Recorded data:
┄┄┄┄┄┄

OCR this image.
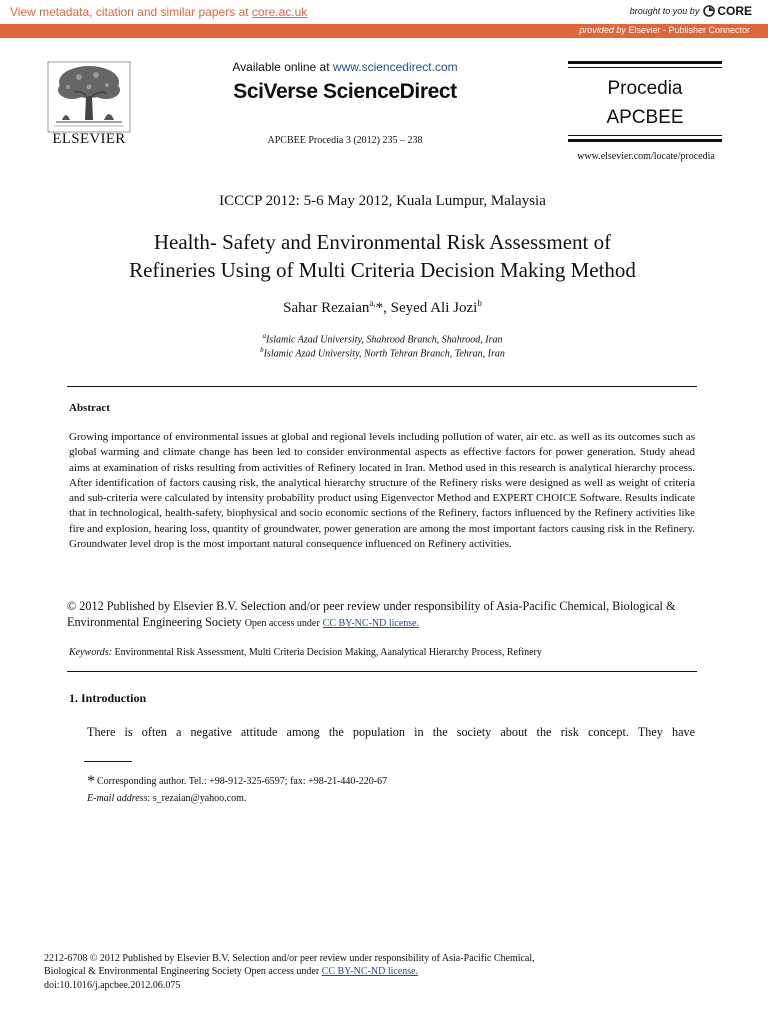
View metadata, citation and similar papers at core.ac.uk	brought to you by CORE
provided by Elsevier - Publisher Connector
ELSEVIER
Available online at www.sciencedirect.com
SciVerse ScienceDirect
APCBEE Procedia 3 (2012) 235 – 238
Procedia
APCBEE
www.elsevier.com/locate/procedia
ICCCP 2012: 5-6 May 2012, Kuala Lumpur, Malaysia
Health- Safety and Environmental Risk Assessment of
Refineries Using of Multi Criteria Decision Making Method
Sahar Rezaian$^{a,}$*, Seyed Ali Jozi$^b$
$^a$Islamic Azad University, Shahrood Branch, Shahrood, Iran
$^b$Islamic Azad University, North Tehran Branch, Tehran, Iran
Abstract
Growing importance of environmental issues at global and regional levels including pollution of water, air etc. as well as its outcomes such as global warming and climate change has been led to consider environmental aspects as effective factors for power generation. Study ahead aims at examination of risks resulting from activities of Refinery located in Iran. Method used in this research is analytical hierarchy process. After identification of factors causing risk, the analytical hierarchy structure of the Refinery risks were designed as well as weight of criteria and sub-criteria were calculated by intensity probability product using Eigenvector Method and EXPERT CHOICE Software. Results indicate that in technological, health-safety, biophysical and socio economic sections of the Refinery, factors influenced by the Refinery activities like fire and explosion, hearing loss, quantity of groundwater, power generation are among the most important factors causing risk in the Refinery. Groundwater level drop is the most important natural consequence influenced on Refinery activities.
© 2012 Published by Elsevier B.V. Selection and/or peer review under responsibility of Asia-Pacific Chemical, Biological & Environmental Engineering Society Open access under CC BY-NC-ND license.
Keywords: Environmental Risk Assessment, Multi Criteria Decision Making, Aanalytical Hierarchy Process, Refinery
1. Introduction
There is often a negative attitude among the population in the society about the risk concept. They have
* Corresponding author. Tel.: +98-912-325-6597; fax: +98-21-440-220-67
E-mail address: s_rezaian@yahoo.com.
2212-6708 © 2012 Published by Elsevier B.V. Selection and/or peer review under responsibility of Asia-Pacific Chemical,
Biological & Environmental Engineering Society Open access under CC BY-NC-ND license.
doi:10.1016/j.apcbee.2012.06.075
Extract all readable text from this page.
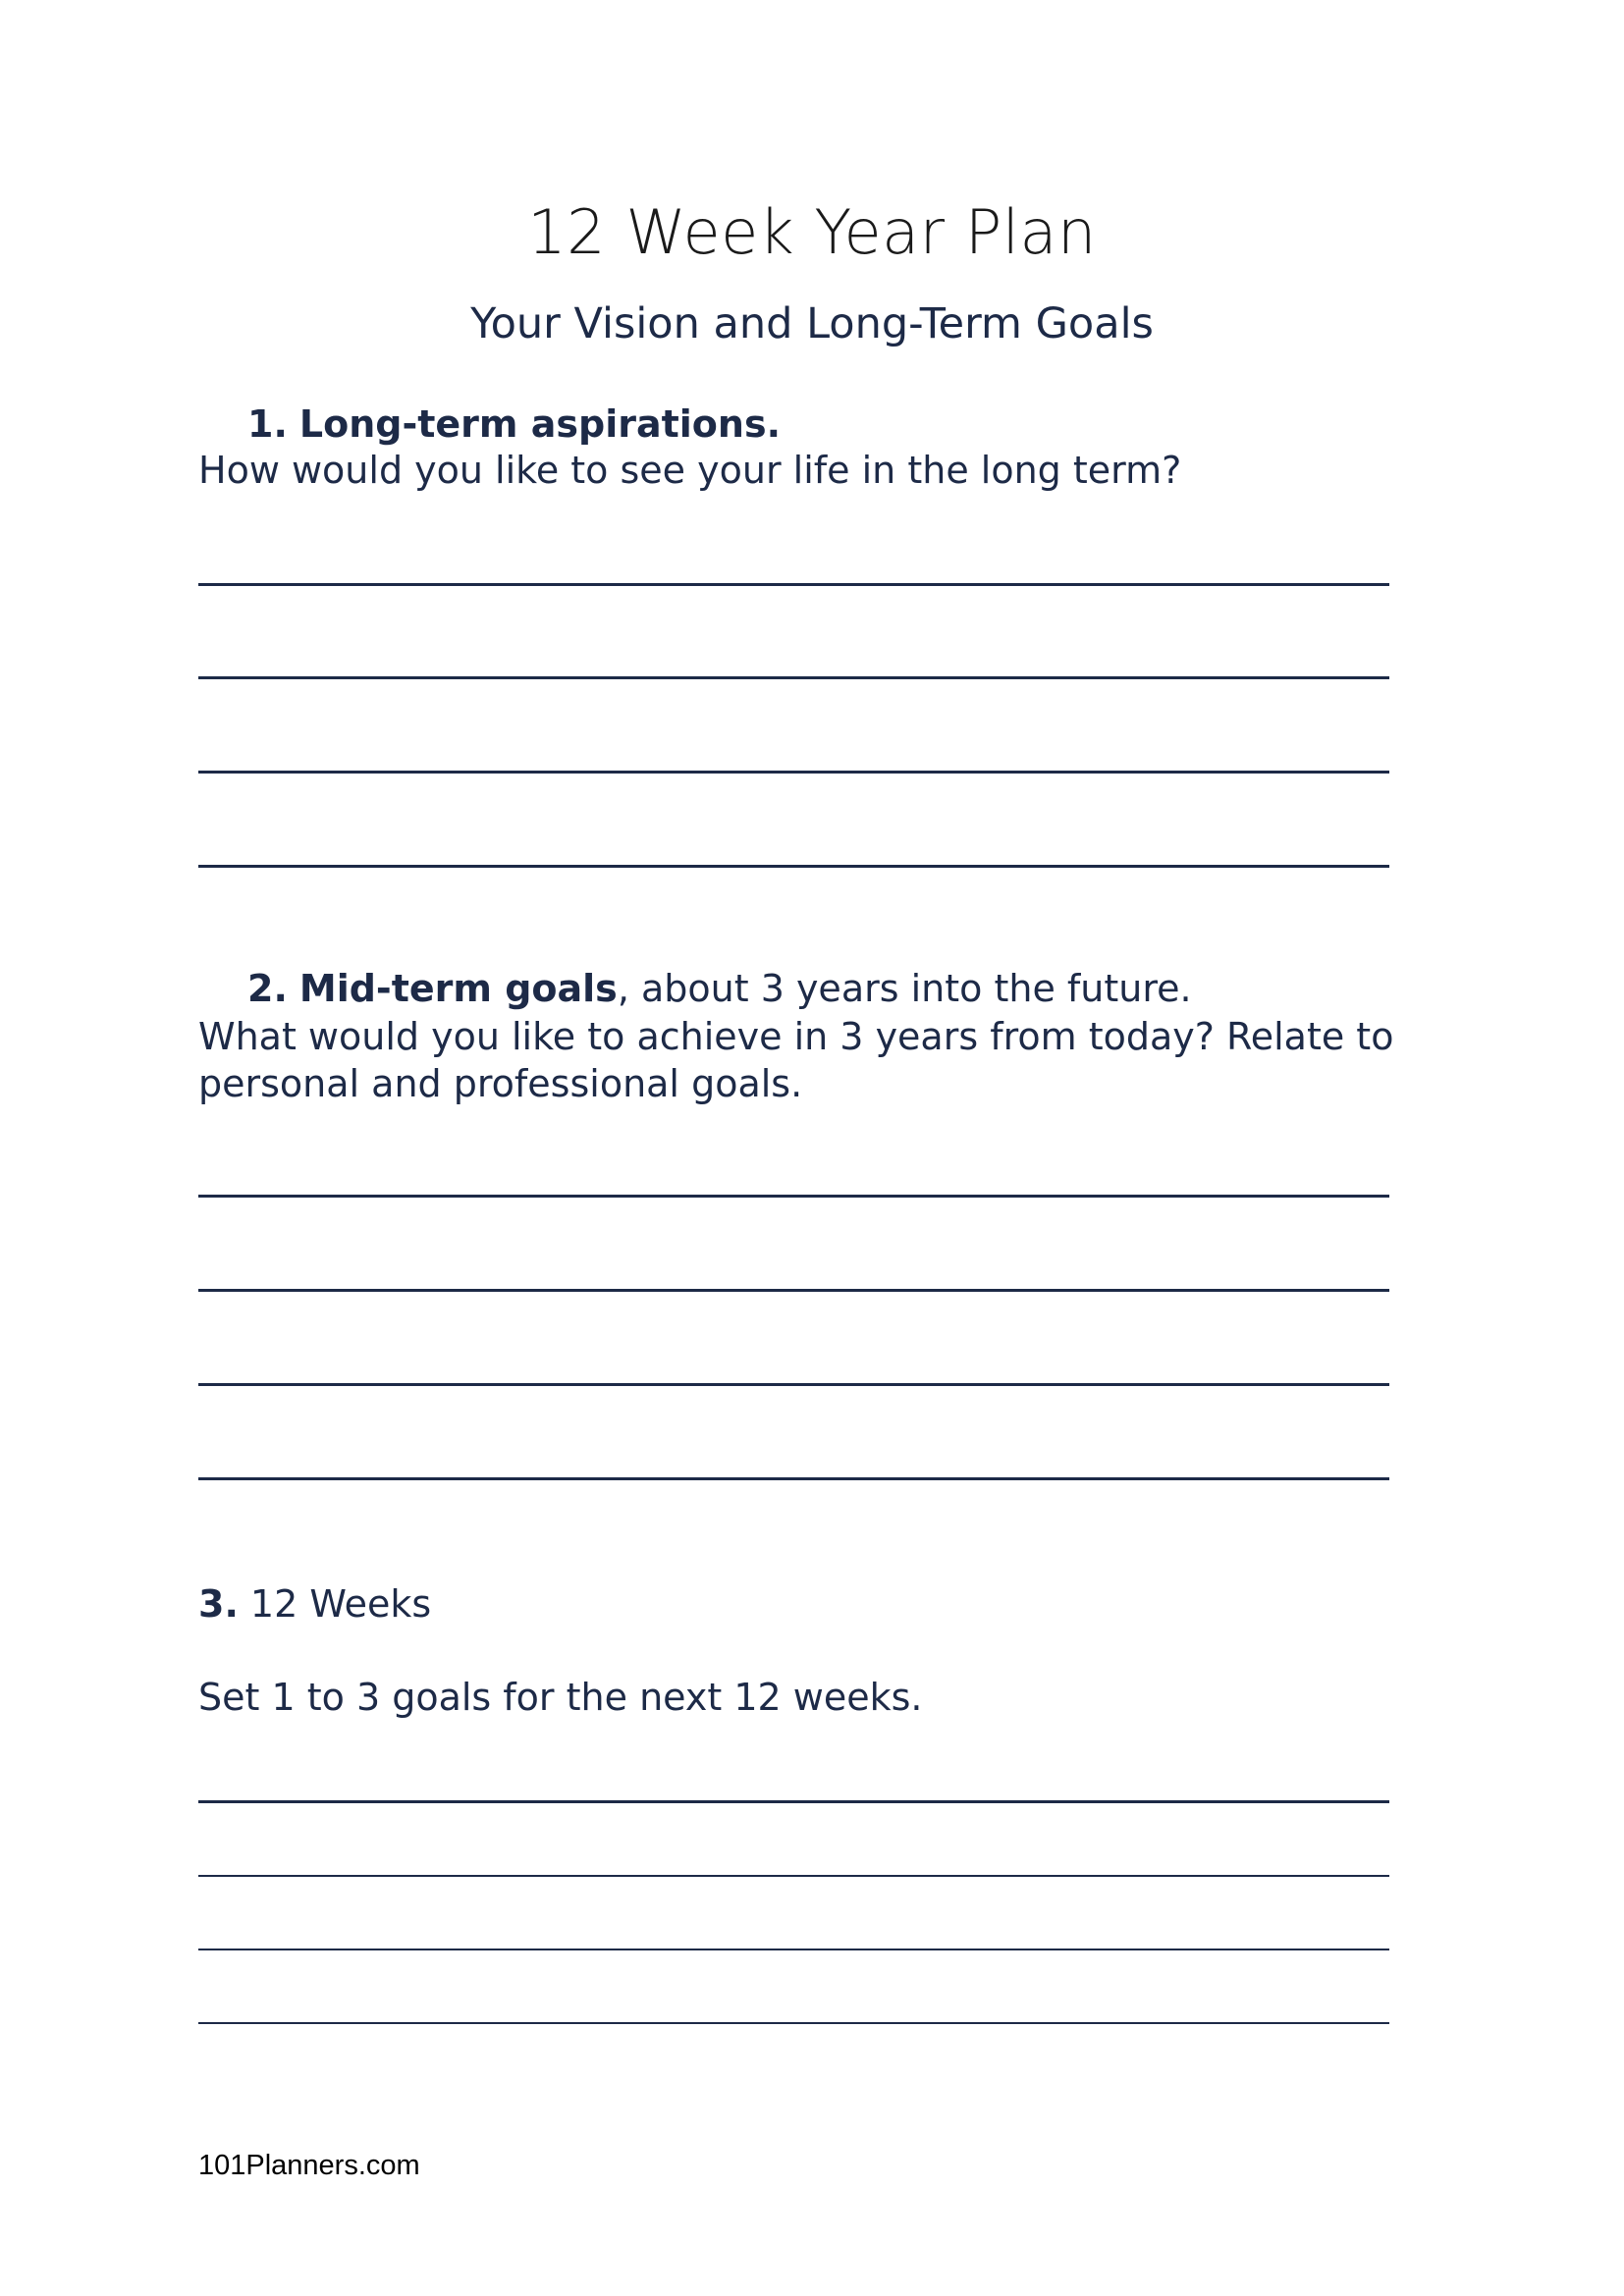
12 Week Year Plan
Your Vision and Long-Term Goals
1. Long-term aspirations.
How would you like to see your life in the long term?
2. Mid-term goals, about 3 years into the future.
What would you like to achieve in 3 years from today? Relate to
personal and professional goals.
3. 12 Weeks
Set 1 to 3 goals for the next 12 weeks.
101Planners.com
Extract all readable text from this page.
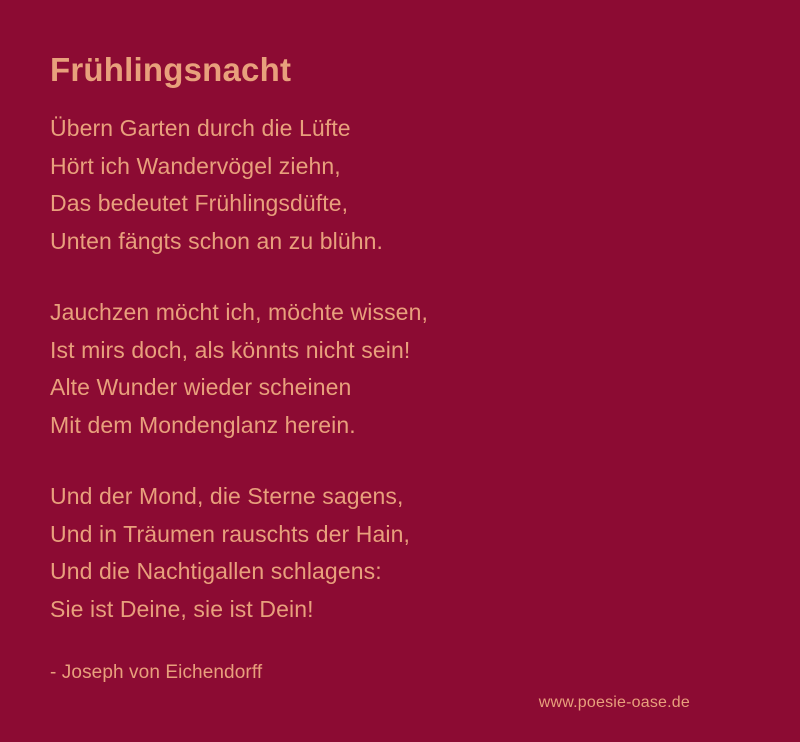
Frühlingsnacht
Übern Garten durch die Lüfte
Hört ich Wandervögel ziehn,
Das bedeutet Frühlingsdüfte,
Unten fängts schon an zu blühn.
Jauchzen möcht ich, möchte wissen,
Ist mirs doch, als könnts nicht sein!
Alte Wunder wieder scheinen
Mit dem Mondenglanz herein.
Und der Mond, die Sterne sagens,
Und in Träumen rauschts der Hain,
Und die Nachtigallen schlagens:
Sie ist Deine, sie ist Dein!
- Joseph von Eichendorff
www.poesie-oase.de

┄┄┄┄┄┄

## Prompt
Scan the lines for the string "Open". Copy out each line that matches.

## Output of the exercise
© 2012 Published by Elsevier B.V. Selection and/or peer review under responsibility of Asia-Pacific Chemical, Biological & Environmental Engineering Society Open access under CC BY-NC-ND license.
Biological & Environmental Engineering Society Open access under CC BY-NC-ND license.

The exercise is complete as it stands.